▸ **Written task**: Make an exact copy of the lines, leaving the pictures out.
═════ Records for this exercise
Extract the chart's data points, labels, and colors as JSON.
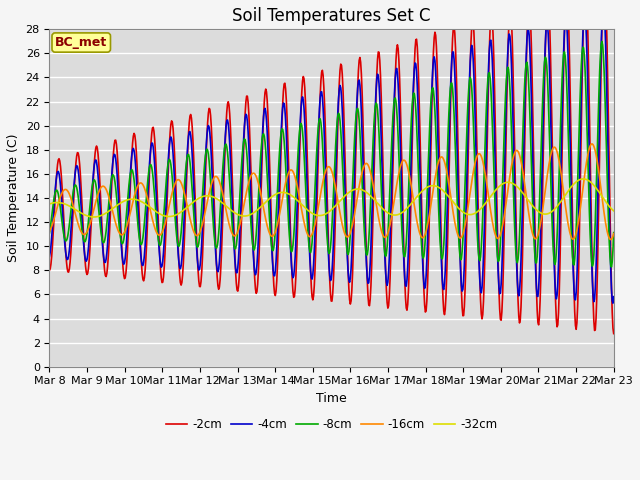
{
  "title": "Soil Temperatures Set C",
  "xlabel": "Time",
  "ylabel": "Soil Temperature (C)",
  "annotation": "BC_met",
  "ylim": [
    0,
    28
  ],
  "xlim": [
    0,
    15
  ],
  "x_tick_labels": [
    "Mar 8",
    "Mar 9",
    "Mar 10",
    "Mar 11",
    "Mar 12",
    "Mar 13",
    "Mar 14",
    "Mar 15",
    "Mar 16",
    "Mar 17",
    "Mar 18",
    "Mar 19",
    "Mar 20",
    "Mar 21",
    "Mar 22",
    "Mar 23"
  ],
  "legend_labels": [
    "-2cm",
    "-4cm",
    "-8cm",
    "-16cm",
    "-32cm"
  ],
  "line_colors": [
    "#dd0000",
    "#0000cc",
    "#00aa00",
    "#ff8800",
    "#dddd00"
  ],
  "line_widths": [
    1.2,
    1.2,
    1.2,
    1.2,
    1.2
  ],
  "plot_bg_color": "#dcdcdc",
  "grid_color": "#ffffff",
  "fig_bg_color": "#f5f5f5",
  "title_fontsize": 12,
  "label_fontsize": 9,
  "tick_fontsize": 8,
  "annotation_fontsize": 9
}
══════════
▸ **Exercise response**:
Extract the chart's data points, labels, and colors as JSON.
{
  "title": "Soil Temperatures Set C",
  "xlabel": "Time",
  "ylabel": "Soil Temperature (C)",
  "annotation": "BC_met",
  "ylim": [
    0,
    28
  ],
  "xlim": [
    0,
    15
  ],
  "x_tick_labels": [
    "Mar 8",
    "Mar 9",
    "Mar 10",
    "Mar 11",
    "Mar 12",
    "Mar 13",
    "Mar 14",
    "Mar 15",
    "Mar 16",
    "Mar 17",
    "Mar 18",
    "Mar 19",
    "Mar 20",
    "Mar 21",
    "Mar 22",
    "Mar 23"
  ],
  "legend_labels": [
    "-2cm",
    "-4cm",
    "-8cm",
    "-16cm",
    "-32cm"
  ],
  "line_colors": [
    "#dd0000",
    "#0000cc",
    "#00aa00",
    "#ff8800",
    "#dddd00"
  ],
  "line_widths": [
    1.2,
    1.2,
    1.2,
    1.2,
    1.2
  ],
  "plot_bg_color": "#dcdcdc",
  "grid_color": "#ffffff",
  "fig_bg_color": "#f5f5f5",
  "title_fontsize": 12,
  "label_fontsize": 9,
  "tick_fontsize": 8,
  "annotation_fontsize": 9
}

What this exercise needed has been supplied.